> **Prompt 1**:
Swap "hammer" for "mallet" in the abandoned-buildings text and write out the passage between "When I was living" and "to the porch.", inclusive.
[start of Source text]
I’m a sucker for abandoned buildings. I want to hug them. I want to whack down weeds, plant flowers, fix the roof, paint the exterior, refurbish the interior. I want to change them from abandoned and unwanted to cherished.

I can’t explain it. I don’t know why neglected, unwanted shacks exert such a strong pull on me.

When I was living under a bridge in the back of my pickup truck I viewed every abandoned structure I spotted as a potential home. Why did no one live there? Why couldn’t I live there? How much money would it cost to buy it? To rent it? I would stare at it longingly and imagine what color I would paint it. I would note what repairs it needed and calculate how much it would cost and which damage I could repair on my own. I was pretty good with a hammer and I loved colors and painting.

Since then, I’ve owned a home. I helped build our house in Texas, even climbing up a metal extension ladder to the roof with 80-pound bundles of shingles over my shoulder. I painted our home inside and out with a paintbrush. I collected truck loads of flat rocks and did the rockwork around it. I built semi-circular stone steps up to the porch.
[end of Source text]
> **Prompt 2**:
Convert the entries from the start of the entries through the line containing "sidebar-item[interactable]: General [19,59,314,141]" into a Markdown table with the columns Row and Line, numbering each row and omitting blank lines.
[start of Data in this exercise]
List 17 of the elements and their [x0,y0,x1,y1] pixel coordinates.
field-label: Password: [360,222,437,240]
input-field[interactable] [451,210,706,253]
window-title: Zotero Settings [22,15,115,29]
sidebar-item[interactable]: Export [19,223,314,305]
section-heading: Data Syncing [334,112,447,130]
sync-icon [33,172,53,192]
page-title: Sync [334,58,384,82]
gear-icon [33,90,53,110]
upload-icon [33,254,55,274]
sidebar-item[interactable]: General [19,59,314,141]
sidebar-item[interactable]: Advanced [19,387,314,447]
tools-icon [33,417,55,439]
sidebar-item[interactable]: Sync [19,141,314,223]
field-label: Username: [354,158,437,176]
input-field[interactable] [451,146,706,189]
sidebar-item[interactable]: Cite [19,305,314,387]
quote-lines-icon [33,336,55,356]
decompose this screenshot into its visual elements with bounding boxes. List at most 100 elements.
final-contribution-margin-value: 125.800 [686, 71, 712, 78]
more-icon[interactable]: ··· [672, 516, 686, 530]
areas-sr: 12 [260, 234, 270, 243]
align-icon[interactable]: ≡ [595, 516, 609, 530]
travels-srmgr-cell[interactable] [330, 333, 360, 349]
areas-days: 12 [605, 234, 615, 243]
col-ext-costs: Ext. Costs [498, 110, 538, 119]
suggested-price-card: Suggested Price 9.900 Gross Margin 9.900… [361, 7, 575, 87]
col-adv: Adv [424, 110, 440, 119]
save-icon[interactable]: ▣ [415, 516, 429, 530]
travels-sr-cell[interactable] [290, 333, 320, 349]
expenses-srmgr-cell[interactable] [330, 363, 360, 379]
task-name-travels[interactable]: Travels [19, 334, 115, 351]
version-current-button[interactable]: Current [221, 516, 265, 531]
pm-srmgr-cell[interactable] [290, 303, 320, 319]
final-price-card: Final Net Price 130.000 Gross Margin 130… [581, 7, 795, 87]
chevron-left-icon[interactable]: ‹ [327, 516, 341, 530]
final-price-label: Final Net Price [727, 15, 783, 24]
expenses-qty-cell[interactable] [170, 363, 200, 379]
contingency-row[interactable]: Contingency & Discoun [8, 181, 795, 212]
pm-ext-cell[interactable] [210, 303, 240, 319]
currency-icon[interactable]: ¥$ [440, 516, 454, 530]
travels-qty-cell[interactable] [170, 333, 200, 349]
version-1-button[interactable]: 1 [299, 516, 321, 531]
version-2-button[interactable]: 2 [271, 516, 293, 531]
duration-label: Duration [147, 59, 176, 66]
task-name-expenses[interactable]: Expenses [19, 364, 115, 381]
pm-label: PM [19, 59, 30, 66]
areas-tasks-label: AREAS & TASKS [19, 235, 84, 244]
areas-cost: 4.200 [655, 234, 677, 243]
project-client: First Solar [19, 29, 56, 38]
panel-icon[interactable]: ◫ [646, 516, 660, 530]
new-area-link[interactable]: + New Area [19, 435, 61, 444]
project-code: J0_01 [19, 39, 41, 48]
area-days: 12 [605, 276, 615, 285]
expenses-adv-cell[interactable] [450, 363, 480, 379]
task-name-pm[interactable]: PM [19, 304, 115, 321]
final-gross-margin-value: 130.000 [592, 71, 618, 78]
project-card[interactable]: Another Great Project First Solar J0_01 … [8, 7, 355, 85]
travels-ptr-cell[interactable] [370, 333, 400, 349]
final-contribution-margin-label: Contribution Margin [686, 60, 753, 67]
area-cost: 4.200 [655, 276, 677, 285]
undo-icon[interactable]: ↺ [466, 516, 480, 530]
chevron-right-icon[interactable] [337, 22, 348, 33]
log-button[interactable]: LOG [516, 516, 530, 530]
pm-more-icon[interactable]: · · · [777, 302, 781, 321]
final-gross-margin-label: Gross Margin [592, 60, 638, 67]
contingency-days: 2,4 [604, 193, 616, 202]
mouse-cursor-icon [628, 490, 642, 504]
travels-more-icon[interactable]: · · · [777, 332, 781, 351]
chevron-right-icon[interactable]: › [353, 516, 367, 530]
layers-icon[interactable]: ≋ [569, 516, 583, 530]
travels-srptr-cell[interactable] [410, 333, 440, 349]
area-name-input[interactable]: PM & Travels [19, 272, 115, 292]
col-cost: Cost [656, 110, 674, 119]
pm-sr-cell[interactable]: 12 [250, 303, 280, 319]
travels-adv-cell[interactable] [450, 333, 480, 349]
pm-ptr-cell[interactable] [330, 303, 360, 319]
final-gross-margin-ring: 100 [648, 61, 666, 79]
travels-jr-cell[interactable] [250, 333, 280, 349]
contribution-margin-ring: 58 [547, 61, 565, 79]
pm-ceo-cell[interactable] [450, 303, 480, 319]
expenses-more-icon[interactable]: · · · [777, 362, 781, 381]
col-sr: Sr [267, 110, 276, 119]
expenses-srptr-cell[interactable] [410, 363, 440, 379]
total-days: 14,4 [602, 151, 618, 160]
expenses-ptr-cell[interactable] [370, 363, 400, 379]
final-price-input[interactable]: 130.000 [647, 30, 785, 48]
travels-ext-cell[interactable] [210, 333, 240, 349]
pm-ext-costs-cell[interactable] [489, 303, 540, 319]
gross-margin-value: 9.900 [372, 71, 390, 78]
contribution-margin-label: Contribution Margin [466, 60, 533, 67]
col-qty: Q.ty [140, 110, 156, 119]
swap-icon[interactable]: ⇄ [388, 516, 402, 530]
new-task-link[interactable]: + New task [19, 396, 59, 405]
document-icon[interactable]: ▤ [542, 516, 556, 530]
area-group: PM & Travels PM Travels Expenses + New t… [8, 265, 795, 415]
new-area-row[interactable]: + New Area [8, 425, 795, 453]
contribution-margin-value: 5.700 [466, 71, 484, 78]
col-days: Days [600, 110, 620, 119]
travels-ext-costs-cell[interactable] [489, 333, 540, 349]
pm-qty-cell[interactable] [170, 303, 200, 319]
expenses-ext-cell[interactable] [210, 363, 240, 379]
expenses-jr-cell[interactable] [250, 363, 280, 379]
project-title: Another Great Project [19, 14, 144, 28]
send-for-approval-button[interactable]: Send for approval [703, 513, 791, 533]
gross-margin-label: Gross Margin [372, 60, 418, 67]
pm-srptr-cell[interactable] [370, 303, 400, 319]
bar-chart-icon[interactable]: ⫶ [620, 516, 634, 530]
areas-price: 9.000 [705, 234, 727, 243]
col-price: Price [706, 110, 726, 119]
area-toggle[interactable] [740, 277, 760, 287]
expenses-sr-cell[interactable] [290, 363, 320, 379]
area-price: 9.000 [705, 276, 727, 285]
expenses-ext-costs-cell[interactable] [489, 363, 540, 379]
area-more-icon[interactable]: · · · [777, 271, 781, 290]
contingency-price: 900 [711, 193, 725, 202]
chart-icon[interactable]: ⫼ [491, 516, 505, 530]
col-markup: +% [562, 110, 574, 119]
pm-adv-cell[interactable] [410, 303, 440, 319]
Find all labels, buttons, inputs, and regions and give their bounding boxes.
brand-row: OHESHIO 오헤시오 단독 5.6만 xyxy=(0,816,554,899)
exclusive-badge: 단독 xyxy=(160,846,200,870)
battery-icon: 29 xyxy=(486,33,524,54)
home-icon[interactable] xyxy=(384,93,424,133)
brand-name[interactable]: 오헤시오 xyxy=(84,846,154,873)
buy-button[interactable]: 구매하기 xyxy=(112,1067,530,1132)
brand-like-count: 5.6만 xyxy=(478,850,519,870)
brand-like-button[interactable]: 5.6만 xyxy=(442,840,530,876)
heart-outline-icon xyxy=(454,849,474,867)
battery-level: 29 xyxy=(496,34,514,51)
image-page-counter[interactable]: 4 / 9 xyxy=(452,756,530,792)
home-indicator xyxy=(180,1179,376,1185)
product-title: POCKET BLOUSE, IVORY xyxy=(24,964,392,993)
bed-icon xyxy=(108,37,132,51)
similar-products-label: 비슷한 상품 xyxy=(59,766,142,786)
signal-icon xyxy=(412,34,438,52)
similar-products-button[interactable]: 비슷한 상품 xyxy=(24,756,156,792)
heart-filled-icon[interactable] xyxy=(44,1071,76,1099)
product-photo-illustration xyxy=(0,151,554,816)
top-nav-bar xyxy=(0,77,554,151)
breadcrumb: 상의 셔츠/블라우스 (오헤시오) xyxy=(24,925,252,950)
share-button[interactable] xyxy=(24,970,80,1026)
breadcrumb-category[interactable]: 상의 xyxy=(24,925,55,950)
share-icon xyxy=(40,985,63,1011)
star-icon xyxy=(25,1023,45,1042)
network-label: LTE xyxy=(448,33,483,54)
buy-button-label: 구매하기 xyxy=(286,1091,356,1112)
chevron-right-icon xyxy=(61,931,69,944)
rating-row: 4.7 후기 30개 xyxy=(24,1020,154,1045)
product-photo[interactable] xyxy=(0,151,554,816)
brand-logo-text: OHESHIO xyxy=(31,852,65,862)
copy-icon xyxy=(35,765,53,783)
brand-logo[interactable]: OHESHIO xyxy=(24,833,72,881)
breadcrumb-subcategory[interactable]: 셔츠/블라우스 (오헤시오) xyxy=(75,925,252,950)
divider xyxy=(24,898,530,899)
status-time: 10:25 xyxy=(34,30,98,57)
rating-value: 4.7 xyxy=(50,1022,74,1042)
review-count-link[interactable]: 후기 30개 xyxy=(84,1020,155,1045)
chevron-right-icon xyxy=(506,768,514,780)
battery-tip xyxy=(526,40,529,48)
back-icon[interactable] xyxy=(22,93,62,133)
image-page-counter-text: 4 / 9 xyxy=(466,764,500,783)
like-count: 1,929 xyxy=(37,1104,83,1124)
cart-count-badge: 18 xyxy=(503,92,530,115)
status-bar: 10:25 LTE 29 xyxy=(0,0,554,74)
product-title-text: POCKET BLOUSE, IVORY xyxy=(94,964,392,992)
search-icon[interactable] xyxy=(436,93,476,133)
[end of Data in this exercise]
> **Full answer 1**:
When I was living under a bridge in the back of my pickup truck I viewed every abandoned structure I spotted as a potential home. Why did no one live there? Why couldn’t I live there? How much money would it cost to buy it? To rent it? I would stare at it longingly and imagine what color I would paint it. I would note what repairs it needed and calculate how much it would cost and which damage I could repair on my own. I was pretty good with a mallet and I loved colors and painting.

Since then, I’ve owned a home. I helped build our house in Texas, even climbing up a metal extension ladder to the roof with 80-pound bundles of shingles over my shoulder. I painted our home inside and out with a paintbrush. I collected truck loads of flat rocks and did the rockwork around it. I built semi-circular stone steps up to the porch.

> **Full answer 2**:
| Row | Line |
|---|---|
| 1 | List 17 of the elements and their [x0,y0,x1,y1] pixel coordinates. |
| 2 | field-label: Password: [360,222,437,240] |
| 3 | input-field[interactable] [451,210,706,253] |
| 4 | window-title: Zotero Settings [22,15,115,29] |
| 5 | sidebar-item[interactable]: Export [19,223,314,305] |
| 6 | section-heading: Data Syncing [334,112,447,130] |
| 7 | sync-icon [33,172,53,192] |
| 8 | page-title: Sync [334,58,384,82] |
| 9 | gear-icon [33,90,53,110] |
| 10 | upload-icon [33,254,55,274] |
| 11 | sidebar-item[interactable]: General [19,59,314,141] |